» **What is required**
Give every line of the material again, exactly as written.

━━━━━━━━━━━━━━━━━━━━

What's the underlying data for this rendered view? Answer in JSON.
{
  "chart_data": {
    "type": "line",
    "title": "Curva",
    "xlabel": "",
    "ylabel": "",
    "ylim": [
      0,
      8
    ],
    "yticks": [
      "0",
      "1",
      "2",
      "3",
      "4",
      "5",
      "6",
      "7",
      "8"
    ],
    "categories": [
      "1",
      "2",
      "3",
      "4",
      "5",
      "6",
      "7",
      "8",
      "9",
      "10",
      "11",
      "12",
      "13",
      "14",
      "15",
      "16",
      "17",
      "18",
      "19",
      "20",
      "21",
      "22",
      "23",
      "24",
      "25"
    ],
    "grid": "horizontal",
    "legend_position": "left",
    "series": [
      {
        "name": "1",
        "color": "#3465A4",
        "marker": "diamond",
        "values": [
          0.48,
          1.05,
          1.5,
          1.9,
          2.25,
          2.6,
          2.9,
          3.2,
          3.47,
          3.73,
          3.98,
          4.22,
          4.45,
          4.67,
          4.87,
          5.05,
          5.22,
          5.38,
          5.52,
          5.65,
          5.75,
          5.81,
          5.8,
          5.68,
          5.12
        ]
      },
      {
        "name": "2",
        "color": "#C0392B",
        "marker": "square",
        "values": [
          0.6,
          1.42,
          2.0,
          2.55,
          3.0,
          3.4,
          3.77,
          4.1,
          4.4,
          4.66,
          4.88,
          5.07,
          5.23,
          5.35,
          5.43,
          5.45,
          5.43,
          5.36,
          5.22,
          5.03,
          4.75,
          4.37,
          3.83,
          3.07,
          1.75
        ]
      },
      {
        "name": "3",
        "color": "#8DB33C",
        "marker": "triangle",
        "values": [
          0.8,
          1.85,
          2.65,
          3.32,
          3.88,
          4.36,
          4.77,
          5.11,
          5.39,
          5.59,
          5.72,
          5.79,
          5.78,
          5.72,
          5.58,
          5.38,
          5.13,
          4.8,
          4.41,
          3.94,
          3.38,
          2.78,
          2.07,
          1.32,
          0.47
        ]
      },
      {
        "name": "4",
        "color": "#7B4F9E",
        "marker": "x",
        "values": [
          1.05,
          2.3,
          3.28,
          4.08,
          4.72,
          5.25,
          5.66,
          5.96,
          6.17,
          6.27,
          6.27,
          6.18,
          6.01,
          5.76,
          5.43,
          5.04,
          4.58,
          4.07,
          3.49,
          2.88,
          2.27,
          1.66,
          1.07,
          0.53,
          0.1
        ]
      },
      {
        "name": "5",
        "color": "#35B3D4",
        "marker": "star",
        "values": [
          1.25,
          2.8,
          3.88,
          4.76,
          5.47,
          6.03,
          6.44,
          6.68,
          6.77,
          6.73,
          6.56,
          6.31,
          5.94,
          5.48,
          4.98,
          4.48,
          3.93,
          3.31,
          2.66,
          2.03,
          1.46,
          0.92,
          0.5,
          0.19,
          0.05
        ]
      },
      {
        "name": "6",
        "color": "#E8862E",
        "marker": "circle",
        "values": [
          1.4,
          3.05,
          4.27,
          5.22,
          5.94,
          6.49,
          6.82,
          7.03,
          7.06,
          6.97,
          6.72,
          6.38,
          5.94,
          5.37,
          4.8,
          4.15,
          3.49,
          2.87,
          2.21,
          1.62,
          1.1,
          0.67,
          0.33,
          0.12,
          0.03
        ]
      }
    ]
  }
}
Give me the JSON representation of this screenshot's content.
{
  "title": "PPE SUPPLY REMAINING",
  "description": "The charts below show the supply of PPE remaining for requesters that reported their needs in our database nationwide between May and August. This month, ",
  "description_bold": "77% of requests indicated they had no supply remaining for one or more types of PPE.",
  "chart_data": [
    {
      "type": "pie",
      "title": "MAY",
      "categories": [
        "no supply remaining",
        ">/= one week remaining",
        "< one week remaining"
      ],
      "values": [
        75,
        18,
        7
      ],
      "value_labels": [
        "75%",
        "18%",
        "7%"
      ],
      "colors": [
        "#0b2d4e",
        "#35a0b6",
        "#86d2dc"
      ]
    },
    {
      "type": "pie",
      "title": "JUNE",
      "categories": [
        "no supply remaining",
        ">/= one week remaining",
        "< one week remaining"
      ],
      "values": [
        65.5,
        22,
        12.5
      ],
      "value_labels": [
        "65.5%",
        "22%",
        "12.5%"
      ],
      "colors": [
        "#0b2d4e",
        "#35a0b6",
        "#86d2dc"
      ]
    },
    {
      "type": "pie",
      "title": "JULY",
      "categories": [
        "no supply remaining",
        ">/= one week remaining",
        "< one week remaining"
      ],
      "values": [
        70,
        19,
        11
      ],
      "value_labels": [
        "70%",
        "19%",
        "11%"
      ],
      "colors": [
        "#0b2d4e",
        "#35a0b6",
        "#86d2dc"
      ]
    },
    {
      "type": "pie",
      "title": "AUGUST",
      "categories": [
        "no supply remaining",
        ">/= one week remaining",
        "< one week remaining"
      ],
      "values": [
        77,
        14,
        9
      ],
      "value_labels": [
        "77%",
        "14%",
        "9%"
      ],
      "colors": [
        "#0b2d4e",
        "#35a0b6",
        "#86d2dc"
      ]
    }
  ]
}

━━━━━━━━━━━━━━━━━━━━

» **Written response**
What's the underlying data for this rendered view? Answer in JSON.
{
  "chart_data": {
    "type": "line",
    "title": "Curva",
    "xlabel": "",
    "ylabel": "",
    "ylim": [
      0,
      8
    ],
    "yticks": [
      "0",
      "1",
      "2",
      "3",
      "4",
      "5",
      "6",
      "7",
      "8"
    ],
    "categories": [
      "1",
      "2",
      "3",
      "4",
      "5",
      "6",
      "7",
      "8",
      "9",
      "10",
      "11",
      "12",
      "13",
      "14",
      "15",
      "16",
      "17",
      "18",
      "19",
      "20",
      "21",
      "22",
      "23",
      "24",
      "25"
    ],
    "grid": "horizontal",
    "legend_position": "left",
    "series": [
      {
        "name": "1",
        "color": "#3465A4",
        "marker": "diamond",
        "values": [
          0.48,
          1.05,
          1.5,
          1.9,
          2.25,
          2.6,
          2.9,
          3.2,
          3.47,
          3.73,
          3.98,
          4.22,
          4.45,
          4.67,
          4.87,
          5.05,
          5.22,
          5.38,
          5.52,
          5.65,
          5.75,
          5.81,
          5.8,
          5.68,
          5.12
        ]
      },
      {
        "name": "2",
        "color": "#C0392B",
        "marker": "square",
        "values": [
          0.6,
          1.42,
          2.0,
          2.55,
          3.0,
          3.4,
          3.77,
          4.1,
          4.4,
          4.66,
          4.88,
          5.07,
          5.23,
          5.35,
          5.43,
          5.45,
          5.43,
          5.36,
          5.22,
          5.03,
          4.75,
          4.37,
          3.83,
          3.07,
          1.75
        ]
      },
      {
        "name": "3",
        "color": "#8DB33C",
        "marker": "triangle",
        "values": [
          0.8,
          1.85,
          2.65,
          3.32,
          3.88,
          4.36,
          4.77,
          5.11,
          5.39,
          5.59,
          5.72,
          5.79,
          5.78,
          5.72,
          5.58,
          5.38,
          5.13,
          4.8,
          4.41,
          3.94,
          3.38,
          2.78,
          2.07,
          1.32,
          0.47
        ]
      },
      {
        "name": "4",
        "color": "#7B4F9E",
        "marker": "x",
        "values": [
          1.05,
          2.3,
          3.28,
          4.08,
          4.72,
          5.25,
          5.66,
          5.96,
          6.17,
          6.27,
          6.27,
          6.18,
          6.01,
          5.76,
          5.43,
          5.04,
          4.58,
          4.07,
          3.49,
          2.88,
          2.27,
          1.66,
          1.07,
          0.53,
          0.1
        ]
      },
      {
        "name": "5",
        "color": "#35B3D4",
        "marker": "star",
        "values": [
          1.25,
          2.8,
          3.88,
          4.76,
          5.47,
          6.03,
          6.44,
          6.68,
          6.77,
          6.73,
          6.56,
          6.31,
          5.94,
          5.48,
          4.98,
          4.48,
          3.93,
          3.31,
          2.66,
          2.03,
          1.46,
          0.92,
          0.5,
          0.19,
          0.05
        ]
      },
      {
        "name": "6",
        "color": "#E8862E",
        "marker": "circle",
        "values": [
          1.4,
          3.05,
          4.27,
          5.22,
          5.94,
          6.49,
          6.82,
          7.03,
          7.06,
          6.97,
          6.72,
          6.38,
          5.94,
          5.37,
          4.8,
          4.15,
          3.49,
          2.87,
          2.21,
          1.62,
          1.1,
          0.67,
          0.33,
          0.12,
          0.03
        ]
      }
    ]
  }
}
Give me the JSON representation of this screenshot's content.
{
  "title": "PPE SUPPLY REMAINING",
  "description": "The charts below show the supply of PPE remaining for requesters that reported their needs in our database nationwide between May and August. This month, ",
  "description_bold": "77% of requests indicated they had no supply remaining for one or more types of PPE.",
  "chart_data": [
    {
      "type": "pie",
      "title": "MAY",
      "categories": [
        "no supply remaining",
        ">/= one week remaining",
        "< one week remaining"
      ],
      "values": [
        75,
        18,
        7
      ],
      "value_labels": [
        "75%",
        "18%",
        "7%"
      ],
      "colors": [
        "#0b2d4e",
        "#35a0b6",
        "#86d2dc"
      ]
    },
    {
      "type": "pie",
      "title": "JUNE",
      "categories": [
        "no supply remaining",
        ">/= one week remaining",
        "< one week remaining"
      ],
      "values": [
        65.5,
        22,
        12.5
      ],
      "value_labels": [
        "65.5%",
        "22%",
        "12.5%"
      ],
      "colors": [
        "#0b2d4e",
        "#35a0b6",
        "#86d2dc"
      ]
    },
    {
      "type": "pie",
      "title": "JULY",
      "categories": [
        "no supply remaining",
        ">/= one week remaining",
        "< one week remaining"
      ],
      "values": [
        70,
        19,
        11
      ],
      "value_labels": [
        "70%",
        "19%",
        "11%"
      ],
      "colors": [
        "#0b2d4e",
        "#35a0b6",
        "#86d2dc"
      ]
    },
    {
      "type": "pie",
      "title": "AUGUST",
      "categories": [
        "no supply remaining",
        ">/= one week remaining",
        "< one week remaining"
      ],
      "values": [
        77,
        14,
        9
      ],
      "value_labels": [
        "77%",
        "14%",
        "9%"
      ],
      "colors": [
        "#0b2d4e",
        "#35a0b6",
        "#86d2dc"
      ]
    }
  ]
}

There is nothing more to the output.